## Work to do
Set down each record exactly as written.

## Information given
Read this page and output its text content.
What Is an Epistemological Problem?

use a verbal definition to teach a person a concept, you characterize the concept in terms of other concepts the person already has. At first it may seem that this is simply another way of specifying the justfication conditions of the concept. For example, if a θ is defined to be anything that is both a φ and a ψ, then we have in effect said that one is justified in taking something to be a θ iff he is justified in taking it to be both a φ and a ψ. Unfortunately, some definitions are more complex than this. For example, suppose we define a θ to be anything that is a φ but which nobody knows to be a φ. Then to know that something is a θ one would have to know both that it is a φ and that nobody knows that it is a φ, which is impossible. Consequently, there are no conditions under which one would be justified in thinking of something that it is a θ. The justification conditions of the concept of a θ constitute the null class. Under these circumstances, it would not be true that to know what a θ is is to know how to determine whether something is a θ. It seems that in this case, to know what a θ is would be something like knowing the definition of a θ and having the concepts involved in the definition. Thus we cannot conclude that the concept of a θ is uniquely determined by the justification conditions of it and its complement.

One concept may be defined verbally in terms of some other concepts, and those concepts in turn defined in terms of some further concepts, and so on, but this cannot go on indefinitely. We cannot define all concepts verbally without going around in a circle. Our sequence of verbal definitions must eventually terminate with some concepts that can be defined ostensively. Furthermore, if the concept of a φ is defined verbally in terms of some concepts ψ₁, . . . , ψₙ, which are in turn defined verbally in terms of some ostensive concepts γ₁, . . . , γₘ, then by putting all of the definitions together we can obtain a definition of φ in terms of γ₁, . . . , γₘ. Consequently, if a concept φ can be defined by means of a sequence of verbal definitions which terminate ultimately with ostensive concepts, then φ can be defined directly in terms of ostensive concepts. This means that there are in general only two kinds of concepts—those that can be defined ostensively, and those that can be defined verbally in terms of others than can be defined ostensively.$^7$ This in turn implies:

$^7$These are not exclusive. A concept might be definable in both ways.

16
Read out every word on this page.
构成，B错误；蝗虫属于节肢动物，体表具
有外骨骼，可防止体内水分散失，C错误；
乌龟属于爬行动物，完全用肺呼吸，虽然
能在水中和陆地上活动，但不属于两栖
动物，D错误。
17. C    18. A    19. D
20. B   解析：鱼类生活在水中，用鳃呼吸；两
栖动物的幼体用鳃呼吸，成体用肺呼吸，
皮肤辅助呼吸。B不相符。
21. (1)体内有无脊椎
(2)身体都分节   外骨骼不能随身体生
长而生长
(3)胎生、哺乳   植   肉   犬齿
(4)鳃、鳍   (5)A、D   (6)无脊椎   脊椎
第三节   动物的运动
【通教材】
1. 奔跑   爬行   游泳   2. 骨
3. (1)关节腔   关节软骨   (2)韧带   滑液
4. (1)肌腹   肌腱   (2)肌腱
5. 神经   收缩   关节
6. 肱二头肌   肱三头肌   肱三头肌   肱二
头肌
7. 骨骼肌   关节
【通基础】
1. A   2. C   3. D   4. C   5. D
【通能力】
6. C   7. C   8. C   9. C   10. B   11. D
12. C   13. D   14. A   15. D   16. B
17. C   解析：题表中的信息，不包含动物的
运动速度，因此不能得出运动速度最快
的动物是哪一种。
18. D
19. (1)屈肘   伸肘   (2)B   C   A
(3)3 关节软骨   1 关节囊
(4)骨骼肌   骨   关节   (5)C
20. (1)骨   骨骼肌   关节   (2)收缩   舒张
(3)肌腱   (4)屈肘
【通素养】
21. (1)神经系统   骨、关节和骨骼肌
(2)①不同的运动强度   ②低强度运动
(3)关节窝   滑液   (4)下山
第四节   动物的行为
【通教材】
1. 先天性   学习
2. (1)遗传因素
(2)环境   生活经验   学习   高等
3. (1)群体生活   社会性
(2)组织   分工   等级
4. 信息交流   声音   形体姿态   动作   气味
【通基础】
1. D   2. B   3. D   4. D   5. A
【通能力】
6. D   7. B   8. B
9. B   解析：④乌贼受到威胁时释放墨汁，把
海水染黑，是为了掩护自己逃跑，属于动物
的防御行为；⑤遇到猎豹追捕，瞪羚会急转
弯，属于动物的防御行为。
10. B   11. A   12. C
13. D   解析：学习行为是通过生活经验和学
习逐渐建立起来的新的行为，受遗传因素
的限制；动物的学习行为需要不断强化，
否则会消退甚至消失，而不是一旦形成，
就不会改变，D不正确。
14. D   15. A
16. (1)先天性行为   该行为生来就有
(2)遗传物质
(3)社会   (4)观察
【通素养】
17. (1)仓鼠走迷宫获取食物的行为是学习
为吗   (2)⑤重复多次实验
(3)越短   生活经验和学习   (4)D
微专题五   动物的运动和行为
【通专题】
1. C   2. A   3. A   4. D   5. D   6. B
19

## Exercise output
Read this page and output its text content.
What Is an Epistemological Problem?

use a verbal definition to teach a person a concept, you characterize the concept in terms of other concepts the person already has. At first it may seem that this is simply another way of specifying the justfication conditions of the concept. For example, if a θ is defined to be anything that is both a φ and a ψ, then we have in effect said that one is justified in taking something to be a θ iff he is justified in taking it to be both a φ and a ψ. Unfortunately, some definitions are more complex than this. For example, suppose we define a θ to be anything that is a φ but which nobody knows to be a φ. Then to know that something is a θ one would have to know both that it is a φ and that nobody knows that it is a φ, which is impossible. Consequently, there are no conditions under which one would be justified in thinking of something that it is a θ. The justification conditions of the concept of a θ constitute the null class. Under these circumstances, it would not be true that to know what a θ is is to know how to determine whether something is a θ. It seems that in this case, to know what a θ is would be something like knowing the definition of a θ and having the concepts involved in the definition. Thus we cannot conclude that the concept of a θ is uniquely determined by the justification conditions of it and its complement.

One concept may be defined verbally in terms of some other concepts, and those concepts in turn defined in terms of some further concepts, and so on, but this cannot go on indefinitely. We cannot define all concepts verbally without going around in a circle. Our sequence of verbal definitions must eventually terminate with some concepts that can be defined ostensively. Furthermore, if the concept of a φ is defined verbally in terms of some concepts ψ₁, . . . , ψₙ, which are in turn defined verbally in terms of some ostensive concepts γ₁, . . . , γₘ, then by putting all of the definitions together we can obtain a definition of φ in terms of γ₁, . . . , γₘ. Consequently, if a concept φ can be defined by means of a sequence of verbal definitions which terminate ultimately with ostensive concepts, then φ can be defined directly in terms of ostensive concepts. This means that there are in general only two kinds of concepts—those that can be defined ostensively, and those that can be defined verbally in terms of others than can be defined ostensively.$^7$ This in turn implies:

$^7$These are not exclusive. A concept might be definable in both ways.

16
Read out every word on this page.
构成，B错误；蝗虫属于节肢动物，体表具
有外骨骼，可防止体内水分散失，C错误；
乌龟属于爬行动物，完全用肺呼吸，虽然
能在水中和陆地上活动，但不属于两栖
动物，D错误。
17. C    18. A    19. D
20. B   解析：鱼类生活在水中，用鳃呼吸；两
栖动物的幼体用鳃呼吸，成体用肺呼吸，
皮肤辅助呼吸。B不相符。
21. (1)体内有无脊椎
(2)身体都分节   外骨骼不能随身体生
长而生长
(3)胎生、哺乳   植   肉   犬齿
(4)鳃、鳍   (5)A、D   (6)无脊椎   脊椎
第三节   动物的运动
【通教材】
1. 奔跑   爬行   游泳   2. 骨
3. (1)关节腔   关节软骨   (2)韧带   滑液
4. (1)肌腹   肌腱   (2)肌腱
5. 神经   收缩   关节
6. 肱二头肌   肱三头肌   肱三头肌   肱二
头肌
7. 骨骼肌   关节
【通基础】
1. A   2. C   3. D   4. C   5. D
【通能力】
6. C   7. C   8. C   9. C   10. B   11. D
12. C   13. D   14. A   15. D   16. B
17. C   解析：题表中的信息，不包含动物的
运动速度，因此不能得出运动速度最快
的动物是哪一种。
18. D
19. (1)屈肘   伸肘   (2)B   C   A
(3)3 关节软骨   1 关节囊
(4)骨骼肌   骨   关节   (5)C
20. (1)骨   骨骼肌   关节   (2)收缩   舒张
(3)肌腱   (4)屈肘
【通素养】
21. (1)神经系统   骨、关节和骨骼肌
(2)①不同的运动强度   ②低强度运动
(3)关节窝   滑液   (4)下山
第四节   动物的行为
【通教材】
1. 先天性   学习
2. (1)遗传因素
(2)环境   生活经验   学习   高等
3. (1)群体生活   社会性
(2)组织   分工   等级
4. 信息交流   声音   形体姿态   动作   气味
【通基础】
1. D   2. B   3. D   4. D   5. A
【通能力】
6. D   7. B   8. B
9. B   解析：④乌贼受到威胁时释放墨汁，把
海水染黑，是为了掩护自己逃跑，属于动物
的防御行为；⑤遇到猎豹追捕，瞪羚会急转
弯，属于动物的防御行为。
10. B   11. A   12. C
13. D   解析：学习行为是通过生活经验和学
习逐渐建立起来的新的行为，受遗传因素
的限制；动物的学习行为需要不断强化，
否则会消退甚至消失，而不是一旦形成，
就不会改变，D不正确。
14. D   15. A
16. (1)先天性行为   该行为生来就有
(2)遗传物质
(3)社会   (4)观察
【通素养】
17. (1)仓鼠走迷宫获取食物的行为是学习
为吗   (2)⑤重复多次实验
(3)越短   生活经验和学习   (4)D
微专题五   动物的运动和行为
【通专题】
1. C   2. A   3. A   4. D   5. D   6. B
19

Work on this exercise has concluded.